Your task
Of the lines below, count those containing the word "defective". Reply with the number alone.

Input
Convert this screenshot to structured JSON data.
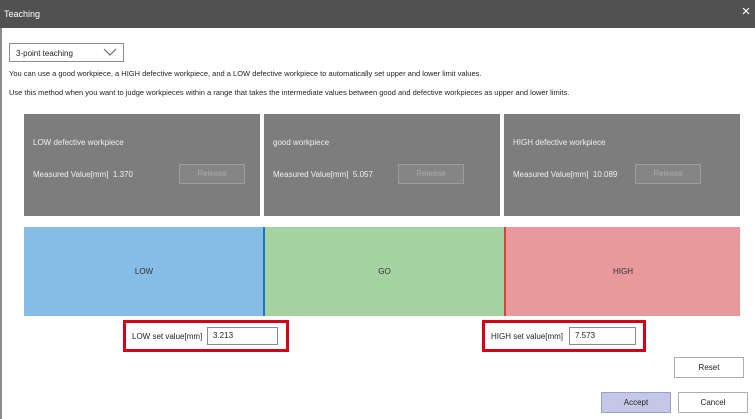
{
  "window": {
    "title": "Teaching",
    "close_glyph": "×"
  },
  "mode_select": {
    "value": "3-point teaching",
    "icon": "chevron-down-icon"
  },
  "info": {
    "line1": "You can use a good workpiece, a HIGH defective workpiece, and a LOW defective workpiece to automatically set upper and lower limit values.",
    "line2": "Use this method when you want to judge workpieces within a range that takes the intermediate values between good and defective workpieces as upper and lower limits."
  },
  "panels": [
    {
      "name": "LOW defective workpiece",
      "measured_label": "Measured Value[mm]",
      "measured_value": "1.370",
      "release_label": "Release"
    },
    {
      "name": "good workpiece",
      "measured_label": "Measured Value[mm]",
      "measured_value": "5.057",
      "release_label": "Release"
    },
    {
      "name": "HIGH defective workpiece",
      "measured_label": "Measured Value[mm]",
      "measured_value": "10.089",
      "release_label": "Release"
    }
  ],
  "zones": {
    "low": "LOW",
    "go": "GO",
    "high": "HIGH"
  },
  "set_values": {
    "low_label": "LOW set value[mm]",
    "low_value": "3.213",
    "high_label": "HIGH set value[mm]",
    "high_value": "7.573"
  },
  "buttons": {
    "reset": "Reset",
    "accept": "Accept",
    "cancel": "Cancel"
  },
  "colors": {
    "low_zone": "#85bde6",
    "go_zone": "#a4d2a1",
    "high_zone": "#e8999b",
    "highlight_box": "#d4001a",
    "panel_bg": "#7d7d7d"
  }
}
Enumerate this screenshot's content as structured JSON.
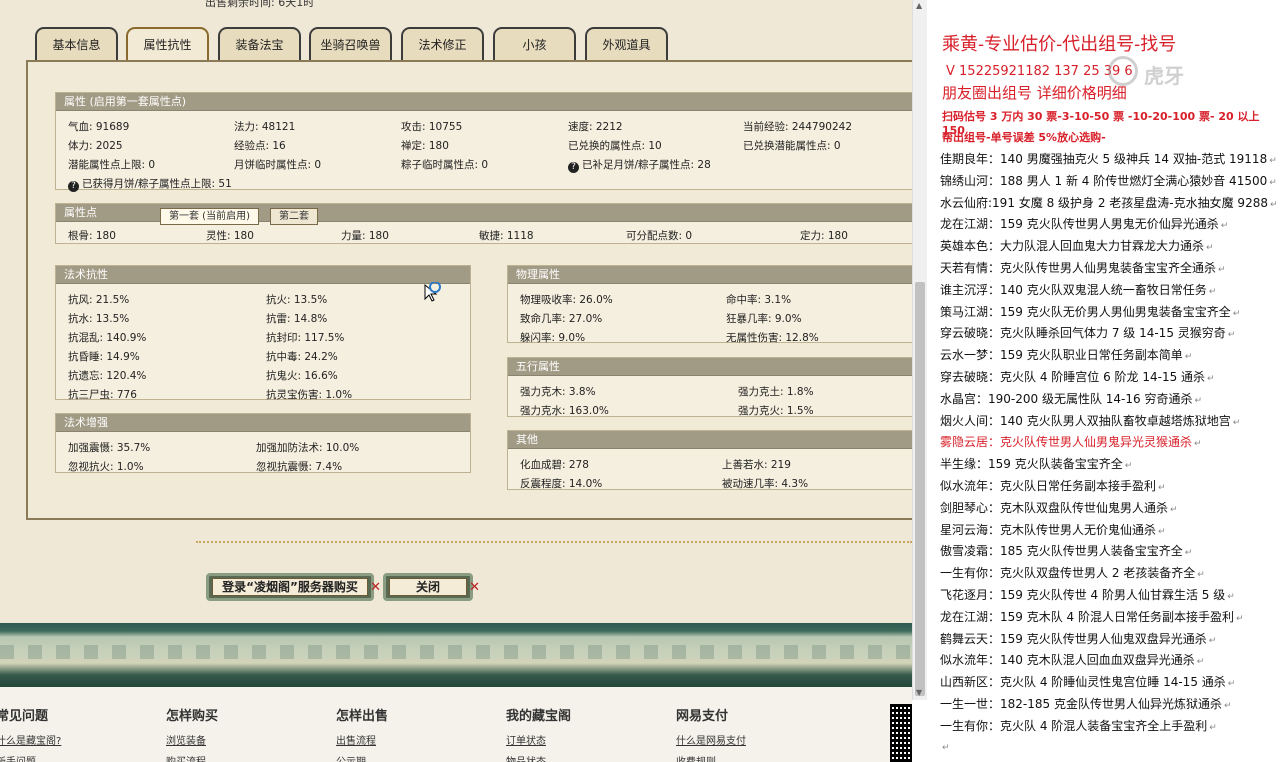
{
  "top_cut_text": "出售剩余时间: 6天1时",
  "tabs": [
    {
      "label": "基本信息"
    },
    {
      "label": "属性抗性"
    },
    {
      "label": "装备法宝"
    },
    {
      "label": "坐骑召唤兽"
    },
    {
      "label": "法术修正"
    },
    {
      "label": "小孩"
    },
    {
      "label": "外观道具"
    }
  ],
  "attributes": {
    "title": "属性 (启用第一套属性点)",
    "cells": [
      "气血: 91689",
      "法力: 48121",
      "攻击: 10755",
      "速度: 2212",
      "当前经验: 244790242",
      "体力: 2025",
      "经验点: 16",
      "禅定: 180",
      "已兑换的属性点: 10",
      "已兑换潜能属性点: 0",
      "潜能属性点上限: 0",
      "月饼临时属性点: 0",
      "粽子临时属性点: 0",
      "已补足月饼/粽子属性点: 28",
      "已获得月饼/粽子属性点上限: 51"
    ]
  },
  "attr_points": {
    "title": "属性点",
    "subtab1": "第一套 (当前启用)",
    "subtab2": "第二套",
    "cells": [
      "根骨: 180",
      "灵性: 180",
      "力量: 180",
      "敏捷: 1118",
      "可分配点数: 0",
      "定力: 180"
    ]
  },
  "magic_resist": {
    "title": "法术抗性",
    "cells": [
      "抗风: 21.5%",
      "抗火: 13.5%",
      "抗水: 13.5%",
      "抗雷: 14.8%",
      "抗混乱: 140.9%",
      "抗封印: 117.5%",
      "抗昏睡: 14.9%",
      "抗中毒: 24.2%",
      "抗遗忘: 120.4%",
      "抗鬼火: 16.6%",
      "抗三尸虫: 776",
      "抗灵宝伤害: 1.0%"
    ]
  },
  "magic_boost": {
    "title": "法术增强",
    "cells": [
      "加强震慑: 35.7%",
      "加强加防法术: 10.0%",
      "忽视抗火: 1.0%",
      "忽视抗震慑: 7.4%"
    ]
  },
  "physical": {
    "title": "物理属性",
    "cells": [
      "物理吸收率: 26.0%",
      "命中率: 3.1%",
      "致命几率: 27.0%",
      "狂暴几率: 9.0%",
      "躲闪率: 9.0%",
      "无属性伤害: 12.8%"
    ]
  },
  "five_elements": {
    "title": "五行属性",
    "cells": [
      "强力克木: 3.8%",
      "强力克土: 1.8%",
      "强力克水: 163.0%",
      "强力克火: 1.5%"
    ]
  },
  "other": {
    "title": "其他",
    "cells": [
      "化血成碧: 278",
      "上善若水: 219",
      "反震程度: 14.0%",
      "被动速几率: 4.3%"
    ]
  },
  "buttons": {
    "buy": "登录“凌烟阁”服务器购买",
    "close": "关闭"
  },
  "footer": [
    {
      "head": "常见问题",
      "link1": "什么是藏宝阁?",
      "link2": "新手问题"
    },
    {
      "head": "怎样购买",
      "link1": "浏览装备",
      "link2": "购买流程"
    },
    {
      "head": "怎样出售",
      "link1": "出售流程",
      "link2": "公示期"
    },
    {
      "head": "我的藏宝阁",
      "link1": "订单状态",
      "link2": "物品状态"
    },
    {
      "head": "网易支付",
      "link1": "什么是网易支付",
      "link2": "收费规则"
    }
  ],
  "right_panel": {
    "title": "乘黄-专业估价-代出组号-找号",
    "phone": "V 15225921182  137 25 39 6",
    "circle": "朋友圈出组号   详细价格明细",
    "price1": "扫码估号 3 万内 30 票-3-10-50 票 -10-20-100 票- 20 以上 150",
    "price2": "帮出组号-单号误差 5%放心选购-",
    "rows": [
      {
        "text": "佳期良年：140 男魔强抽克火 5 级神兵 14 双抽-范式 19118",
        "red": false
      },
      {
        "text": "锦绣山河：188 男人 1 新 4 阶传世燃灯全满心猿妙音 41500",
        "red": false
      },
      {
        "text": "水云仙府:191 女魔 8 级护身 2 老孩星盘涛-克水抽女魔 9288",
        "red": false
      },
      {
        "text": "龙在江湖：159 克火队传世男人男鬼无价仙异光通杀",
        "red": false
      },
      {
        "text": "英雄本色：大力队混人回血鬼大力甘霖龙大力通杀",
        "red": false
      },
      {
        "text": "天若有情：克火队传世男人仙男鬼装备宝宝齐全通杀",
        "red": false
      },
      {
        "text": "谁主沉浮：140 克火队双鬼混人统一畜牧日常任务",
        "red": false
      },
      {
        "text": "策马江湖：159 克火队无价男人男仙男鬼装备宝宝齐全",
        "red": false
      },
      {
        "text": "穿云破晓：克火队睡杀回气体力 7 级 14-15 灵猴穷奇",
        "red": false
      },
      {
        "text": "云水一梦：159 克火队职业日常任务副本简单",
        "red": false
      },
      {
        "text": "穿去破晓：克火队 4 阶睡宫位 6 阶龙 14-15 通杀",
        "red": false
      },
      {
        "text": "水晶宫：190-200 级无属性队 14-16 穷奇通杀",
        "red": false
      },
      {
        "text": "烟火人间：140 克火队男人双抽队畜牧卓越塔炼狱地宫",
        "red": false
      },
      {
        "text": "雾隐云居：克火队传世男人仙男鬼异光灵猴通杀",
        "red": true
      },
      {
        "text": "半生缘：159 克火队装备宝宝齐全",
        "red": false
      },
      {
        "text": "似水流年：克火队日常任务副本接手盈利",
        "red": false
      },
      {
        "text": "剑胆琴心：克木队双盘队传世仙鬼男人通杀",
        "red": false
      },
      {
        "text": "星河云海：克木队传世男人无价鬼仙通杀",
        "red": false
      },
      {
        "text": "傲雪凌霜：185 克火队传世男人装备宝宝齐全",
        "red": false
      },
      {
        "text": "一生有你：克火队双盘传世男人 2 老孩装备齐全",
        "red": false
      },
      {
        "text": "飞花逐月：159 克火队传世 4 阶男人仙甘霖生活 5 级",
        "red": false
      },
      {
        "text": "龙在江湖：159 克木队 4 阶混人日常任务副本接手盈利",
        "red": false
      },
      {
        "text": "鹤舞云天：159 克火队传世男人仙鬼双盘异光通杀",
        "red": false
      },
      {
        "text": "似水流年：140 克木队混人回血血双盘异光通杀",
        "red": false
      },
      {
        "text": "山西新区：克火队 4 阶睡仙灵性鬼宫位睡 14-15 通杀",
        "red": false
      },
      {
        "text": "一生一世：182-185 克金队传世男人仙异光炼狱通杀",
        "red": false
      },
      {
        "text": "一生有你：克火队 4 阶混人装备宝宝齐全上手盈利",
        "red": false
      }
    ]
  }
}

Reply
4